PETUNJUK LATIHAN: Sambung berita tentang sidang perundungan Ivan Sugiamto di bawah, mulai setelah kalimat terakhirnya.

KUTIPAN TEKS:
SURABAYA (Wartatransparansi.com) – Sidang kasus perundungan yang menyeret nama Ivan Sugiamto, seorang tukang servis handphone, kembali digelar di Pengadilan Negeri (PN) Surabaya. Sidang kali ini mengagendakan pembacaan eksepsi dari pihak terdakwa, yang mempertanyakan keabsahan dakwaan jaksa.
Ivan didakwa atas dugaan perundungan terhadap siswa dan guru SMA Kristen Gloria 2 Surabaya. Namun, pengacaranya, Billy Handiwiyanto, menegaskan bahwa kasus ini seharusnya tidak berlanjut karena sudah ada perdamaian antara Ivan dan keluarga korban.
“Setahu saya, surat perdamaian tersebut belum dicabut,” kata Billy dalam sidang.
Namun, jaksa penuntut umum (JPU) tetap melanjutkan perkara ini dengan dakwaan bahwa Ivan tidak hanya merundung siswa berinisial EN, tetapi juga menghina seorang guru, Lasarus Setyo Pamungkas, dengan sebutan yang tidak pantas.

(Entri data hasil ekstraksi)
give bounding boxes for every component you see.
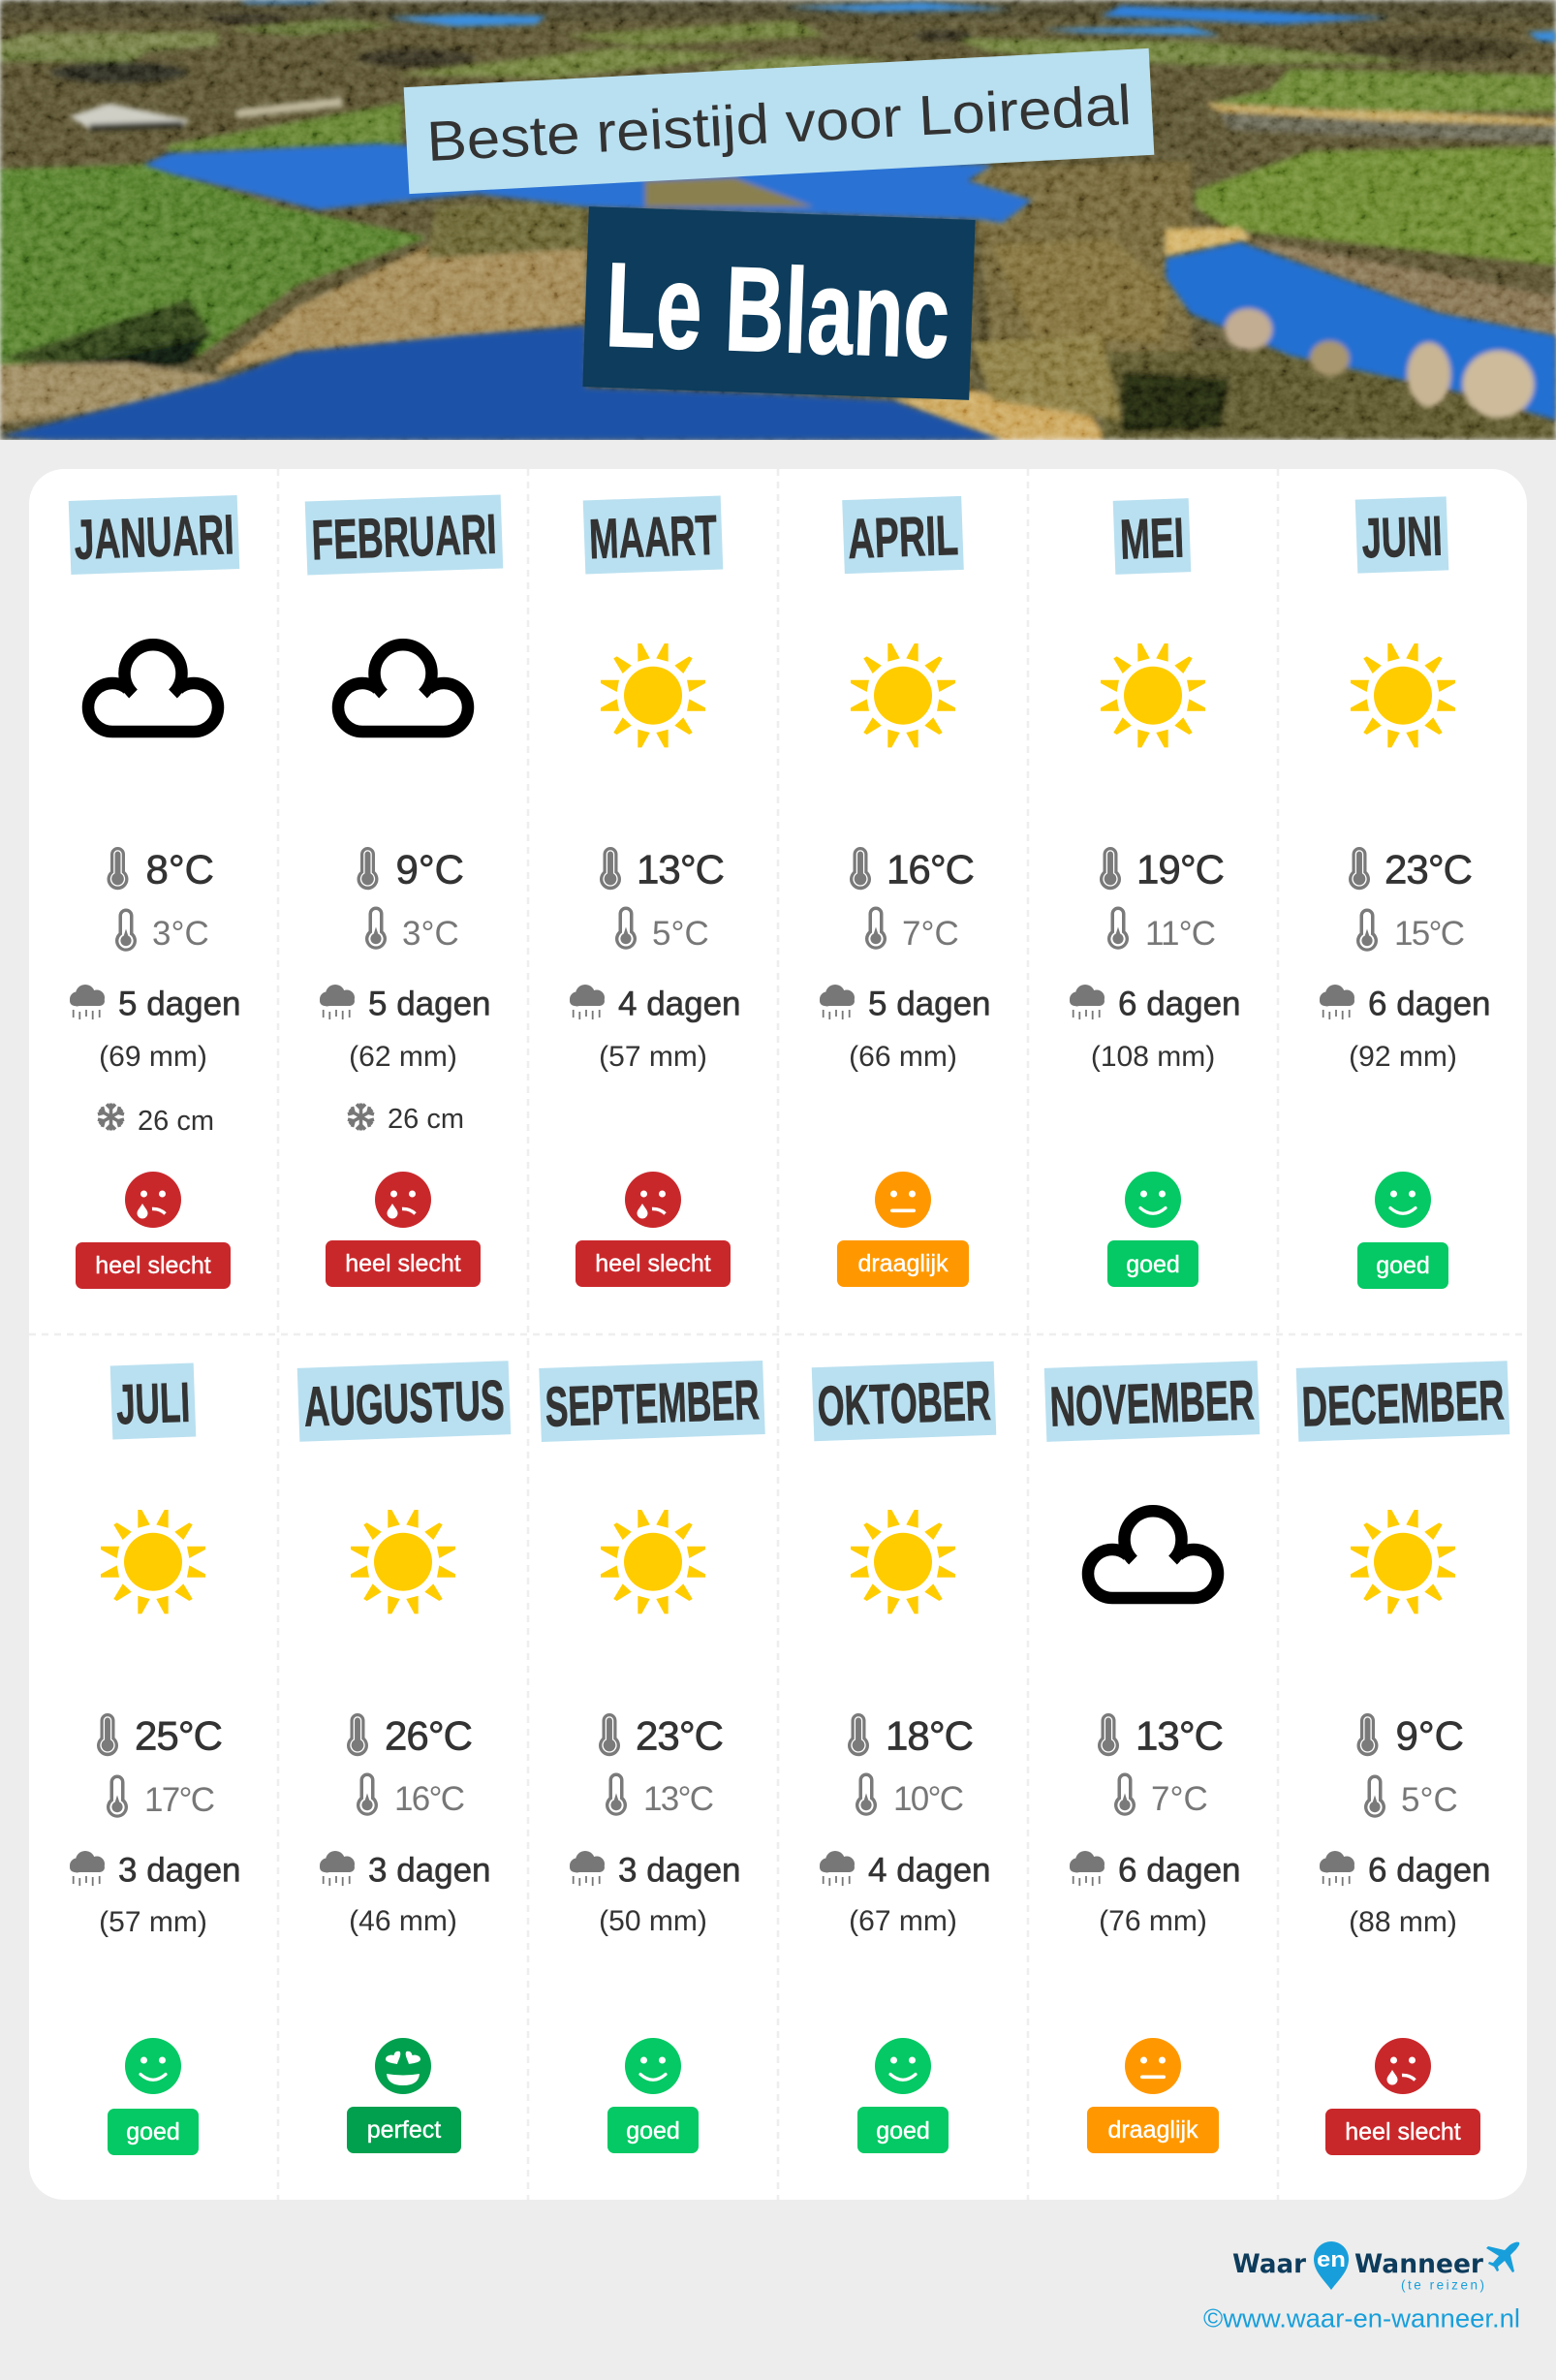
rain days: 5 dagen [118,986,241,1023]
icon: thermometer low [615,907,637,950]
min temperature: 15°C [1394,915,1465,953]
title banner: Beste reistijd voor Loiredal: Beste reistijd voor Loiredal [425,74,1133,173]
rain days: 6 dagen [1118,986,1241,1023]
icon: rain [570,985,605,1019]
max temperature: 26°C [385,1713,473,1759]
rating badge [1357,1242,1448,1289]
rainfall: (92 mm) [1349,1041,1457,1073]
icon: thermometer high [347,1713,368,1756]
rating badge: heel slecht [95,1252,211,1279]
month label: AUGUSTUS [303,1368,506,1439]
icon: rating face [1125,1172,1181,1228]
icon: rating face [875,1172,931,1228]
rainfall: (57 mm) [599,1041,707,1073]
rating badge: goed [1376,1252,1430,1279]
rating badge [108,2109,199,2155]
rating badge [857,2107,949,2153]
min temperature: 5°C [1401,1781,1458,1819]
month label [539,1361,765,1442]
month label: JUNI [1360,505,1444,570]
icon: rain [1070,1851,1105,1886]
month label [1113,498,1191,575]
snowfall: 26 cm [388,1104,464,1135]
rating badge [1107,1240,1198,1287]
icon: cloud [338,644,468,732]
rain days: 4 dagen [868,1852,991,1890]
icon: thermometer low [1356,909,1378,952]
month label: OKTOBER [817,1369,992,1438]
panel: maart [570,496,741,1287]
min temperature: 16°C [394,1780,465,1818]
max temperature: 8°C [145,847,214,892]
month label [842,496,964,574]
icon: rating face [1375,1172,1431,1228]
icon: rain [1320,1851,1354,1886]
title banner: Beste reistijd voor Loiredal [404,48,1154,194]
max temperature: 18°C [886,1713,974,1759]
copyright url: ©www.waar-en-wanneer.nl [1203,2304,1520,2333]
icon: thermometer low [115,909,137,952]
rating badge: heel slecht [595,1250,711,1277]
rating badge [607,2107,699,2153]
min temperature: 17°C [144,1781,215,1819]
rating badge [1325,2109,1480,2155]
rainfall: (46 mm) [349,1905,457,1937]
panel: november [1044,1361,1260,2153]
icon: thermometer high [1356,1713,1378,1756]
icon: rating face [125,1172,181,1228]
panel: juli [70,1363,241,2155]
max temperature: 13°C [1136,1713,1224,1759]
icon: thermometer high [599,1713,620,1756]
rain days: 3 dagen [118,1852,241,1890]
icon: rain [320,985,355,1019]
icon: thermometer low [1114,1773,1136,1816]
rainfall: (69 mm) [99,1041,207,1073]
panel: augustus [297,1361,511,2153]
rating badge [76,1242,231,1289]
icon: thermometer high [97,1713,118,1756]
max temperature: 9°C [395,847,464,892]
icon: rain [820,1851,855,1886]
min temperature: 7°C [902,915,959,953]
month label: MAART [588,504,718,571]
rain days: 6 dagen [1368,986,1491,1023]
panel: oktober [812,1362,996,2153]
title: Le Blanc: Le Blanc [604,238,952,384]
rating badge: draaglijk [857,1250,949,1277]
icon: thermometer high [357,847,378,890]
rain days: 3 dagen [618,1852,741,1890]
icon: sun [1101,643,1205,747]
header photo: aerial view of lakes [0,0,1556,440]
rating badge [347,2107,461,2153]
icon: rating face [625,1172,681,1228]
title: Le Blanc [582,206,976,400]
rating badge [837,1240,969,1287]
icon: sun [851,1510,955,1613]
icon: thermometer low [357,1773,378,1816]
rating badge: goed [1126,1251,1180,1278]
max temperature: 16°C [887,847,975,892]
logo word: Waar: Waar [1232,2249,1307,2279]
rating badge: draaglijk [1107,2116,1198,2144]
icon: rating face [875,2038,931,2094]
rainfall: (62 mm) [349,1041,457,1073]
min temperature: 3°C [152,915,209,953]
icon: rain [320,1851,355,1886]
icon: rating face [1375,2038,1431,2094]
rating badge [326,1240,481,1287]
rating badge [576,1240,731,1287]
icon: thermometer high [107,847,128,890]
rainfall: (88 mm) [1349,1906,1457,1938]
icon: sun [1351,643,1455,747]
rating badge: goed [876,2117,930,2145]
month label: FEBRUARI [311,503,498,572]
rain days: 6 dagen [1368,1852,1491,1890]
rain days: 4 dagen [618,986,741,1023]
panel: februari [305,494,503,1287]
logo: Waar en Wanneer [1232,2241,1519,2293]
logo word: en: en [1317,2247,1346,2271]
icon: sun [101,1510,205,1613]
max temperature: 13°C [637,847,725,892]
month label: JANUARI [74,503,235,572]
icon: thermometer high [1349,847,1370,890]
month label: NOVEMBER [1049,1368,1256,1439]
icon: rain [1070,985,1105,1019]
icon: cloud [88,644,218,732]
icon: thermometer high [600,847,621,890]
month label: JULI [115,1371,191,1436]
rainfall: (76 mm) [1099,1905,1207,1937]
month label [110,1363,196,1439]
logo tagline: (te reizen) [1401,2277,1484,2293]
min temperature: 7°C [1151,1780,1208,1818]
icon: rain [820,985,855,1019]
icon: snowflake [97,1103,125,1130]
rain days: 5 dagen [868,986,991,1023]
logo word: Wanneer: Wanneer [1354,2249,1484,2279]
photo texture [0,0,1556,440]
rating badge: goed [126,2118,180,2145]
rating badge [1087,2107,1219,2153]
icon: thermometer low [606,1773,627,1816]
icon: sun [601,1510,705,1613]
icon: thermometer low [107,1775,128,1818]
icon: location pin [1314,2241,1349,2290]
icon: thermometer low [856,1773,877,1816]
icon: rain [570,1851,605,1886]
rating badge: goed [626,2117,680,2145]
min temperature: 11°C [1145,915,1216,953]
icon: thermometer low [1364,1775,1385,1818]
max temperature: 9°C [1395,1713,1464,1759]
icon: thermometer low [1107,907,1129,950]
rating badge: perfect [367,2116,441,2144]
icon: rating face [375,1172,431,1228]
rating badge: heel slecht [1345,2118,1461,2145]
icon: thermometer high [850,847,871,890]
month label [583,496,723,574]
month label [305,494,503,576]
icon: rating face [1125,2038,1181,2094]
icon: sun [351,1510,455,1613]
min temperature: 13°C [643,1780,714,1818]
rainfall: (50 mm) [599,1905,707,1937]
icon: cloud [1088,1511,1218,1598]
icon: rain [70,985,105,1019]
month label [297,1361,511,1442]
max temperature: 25°C [135,1713,223,1759]
icon: sun [851,643,955,747]
min temperature: 10°C [893,1780,964,1818]
icon: rain [1320,985,1354,1019]
panel: months card [29,469,1527,2200]
icon: rating face [625,2038,681,2094]
rain days: 3 dagen [368,1852,491,1890]
icon: sun [601,643,705,747]
icon: thermometer high [1098,1713,1119,1756]
panel: januari [69,495,241,1289]
rain days: 5 dagen [368,986,491,1023]
icon: sun [1351,1510,1455,1613]
min temperature: 3°C [402,915,459,953]
snowfall: 26 cm [138,1106,214,1137]
rating badge: heel slecht [345,1250,461,1277]
month label: APRIL [847,504,959,571]
icon: thermometer low [865,907,887,950]
month label [1044,1361,1260,1442]
rainfall: (66 mm) [849,1041,957,1073]
month label [1355,496,1448,574]
icon: airplane [1486,2242,1519,2272]
panel: september [539,1361,765,2153]
icon: rating face [125,2038,181,2094]
max temperature: 19°C [1136,847,1225,892]
month label [812,1362,996,1441]
max temperature: 23°C [1385,847,1473,892]
month label [69,495,239,575]
rain days: 6 dagen [1118,1852,1241,1890]
icon: thermometer high [1100,847,1121,890]
panel: december [1296,1361,1509,2155]
rainfall: (57 mm) [99,1906,207,1938]
min temperature: 5°C [652,915,709,953]
icon: rating face [375,2038,431,2094]
icon: rain [70,1851,105,1886]
icon: snowflake [347,1103,375,1130]
rainfall: (108 mm) [1091,1041,1215,1073]
panel: juni [1320,496,1491,1289]
panel: april [820,496,991,1287]
rainfall: (67 mm) [849,1905,957,1937]
panel: mei [1070,498,1241,1287]
max temperature: 23°C [636,1713,724,1759]
icon: thermometer low [365,907,387,950]
month label: MEI [1119,506,1185,572]
month label: SEPTEMBER [545,1368,761,1439]
icon: thermometer high [848,1713,869,1756]
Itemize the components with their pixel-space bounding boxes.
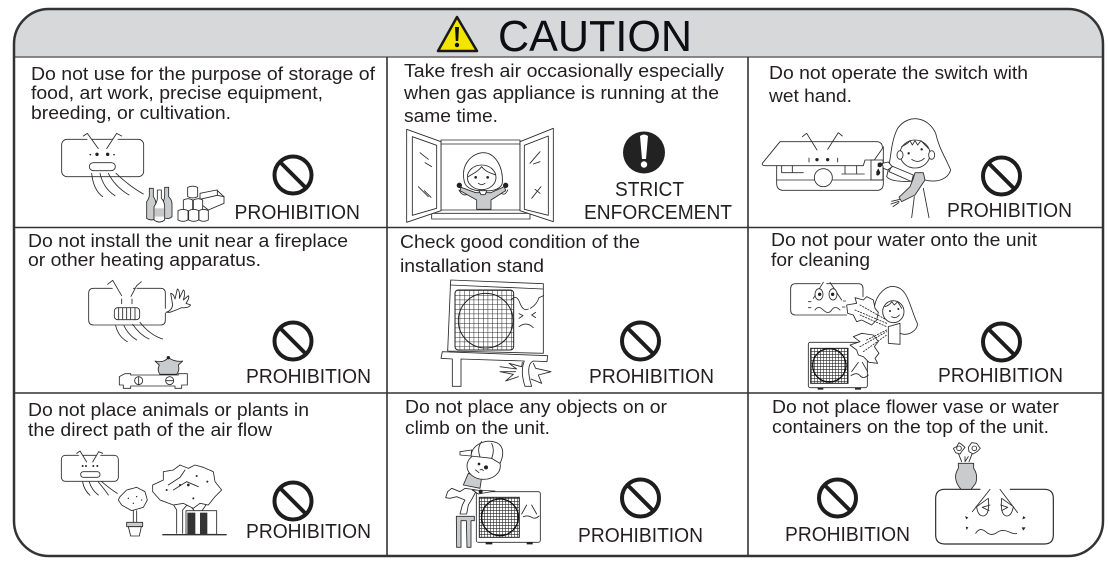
title: [438, 12, 692, 61]
text block: [771, 229, 1037, 270]
icon: prohibition sign: [274, 156, 312, 194]
text block: breeding, or cultivation.: [31, 102, 231, 123]
text block: [400, 231, 640, 276]
text block: Do not pour water onto the unit: [771, 229, 1037, 250]
label: PROHIBITION: [246, 521, 371, 543]
label: ENFORCEMENT: [584, 202, 732, 224]
text block: or other heating apparatus.: [28, 249, 261, 270]
icon: prohibition sign: [622, 322, 659, 360]
icon: warning triangle: [438, 17, 477, 51]
text block: [31, 63, 376, 123]
panel: fresh air: [403, 60, 732, 224]
icon: girl at open window: [407, 128, 553, 222]
panel: installation stand: [400, 231, 714, 388]
icon: unit above stove: [89, 280, 191, 388]
icon: unit blowing on plant and trees: [61, 451, 227, 536]
icon: vase on unit: [936, 443, 1053, 544]
text block: Check good condition of the: [400, 231, 640, 252]
text block: climb on the unit.: [405, 417, 550, 438]
label: PROHIBITION: [947, 200, 1072, 222]
text block: the direct path of the air flow: [28, 419, 273, 440]
icon: girl touching switch with wet hand: [762, 119, 951, 218]
icon: prohibition sign: [983, 158, 1020, 194]
text block: Do not install the unit near a fireplace: [28, 230, 348, 251]
icon: girl spraying water on units: [791, 282, 917, 390]
text block: Do not place any objects on or: [405, 396, 667, 417]
label: PROHIBITION: [589, 366, 714, 388]
icon: prohibition sign: [274, 482, 312, 520]
text block: Take fresh air occasionally especially: [404, 60, 725, 81]
text block: wet hand.: [768, 85, 852, 106]
panel: fireplace: [28, 230, 371, 388]
icon: strict enforcement mark: [623, 132, 665, 174]
label: PROHIBITION: [234, 202, 360, 224]
text block: [403, 60, 725, 126]
text block: Do not use for the purpose of storage of: [31, 63, 376, 84]
text block: containers on the top of the unit.: [772, 416, 1049, 437]
panel: objects or climbing: [405, 396, 703, 547]
icon: outdoor unit on broken stand: [441, 280, 551, 386]
text block: for cleaning: [771, 249, 870, 270]
text block: Do not place flower vase or water: [772, 396, 1059, 417]
text block: [28, 230, 348, 270]
text block: when gas appliance is running at the: [403, 82, 719, 103]
panel: storage: [31, 63, 376, 224]
text block: installation stand: [400, 255, 544, 276]
heading: CAUTION: [498, 12, 692, 61]
text block: [772, 396, 1059, 437]
label: PROHIBITION: [785, 524, 910, 546]
icon: prohibition sign: [622, 480, 659, 516]
text block: same time.: [404, 105, 498, 126]
label: PROHIBITION: [938, 365, 1063, 387]
icon: prohibition sign: [274, 322, 312, 360]
icon: prohibition sign: [819, 480, 856, 516]
panel: flower vase: [772, 396, 1059, 546]
label: [584, 179, 732, 224]
label: PROHIBITION: [246, 366, 371, 388]
icon: boy climbing on outdoor unit: [446, 441, 540, 547]
text block: [768, 62, 1028, 106]
label: STRICT: [615, 179, 684, 201]
text block: [405, 396, 667, 438]
text block: Do not operate the switch with: [769, 62, 1028, 83]
panel: wet hand: [762, 62, 1072, 222]
icon: indoor unit blowing on bottles and cans: [62, 133, 224, 222]
text block: Do not place animals or plants in: [28, 399, 309, 420]
panel: animals or plants: [28, 399, 371, 543]
label: PROHIBITION: [578, 525, 703, 547]
text block: [28, 399, 309, 440]
header band: [14, 9, 1103, 57]
text block: food, art work, precise equipment,: [31, 82, 323, 103]
icon: prohibition sign: [983, 324, 1020, 360]
panel: pour water: [771, 229, 1063, 390]
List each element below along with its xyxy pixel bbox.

JAWABAN TUGAS:
Kronologi Kasus: Dari Konflik di Sekolah Hingga Meja Hijau
Kasus ini bermula dari perselisihan antara anak Ivan, EX, dengan seorang siswa bernama EN. Ivan merasa tidak terima setelah EN diduga menyebut anaknya sebagai “anjing pudel”.
Pada 21 Oktober 2024, Ivan bersama rekannya Dave mendatangi SMA Kristen Gloria 2 Surabaya untuk mencari EN. Sesampainya di sekolah, ia meminta EN meminta maaf, bersujud, dan menggonggong sebanyak tiga kali di hadapan kedua orangtuanya serta beberapa saksi lainnya.
Saat ayah EN, Wardanto, mencoba menghentikan tindakan tersebut, Ivan diduga melakukan intimidasi dengan mendekatkan tubuhnya ke arah Wardanto. Kejadian itu membuat situasi semakin memanas hingga pihak sekolah dan petugas keamanan melerai mereka.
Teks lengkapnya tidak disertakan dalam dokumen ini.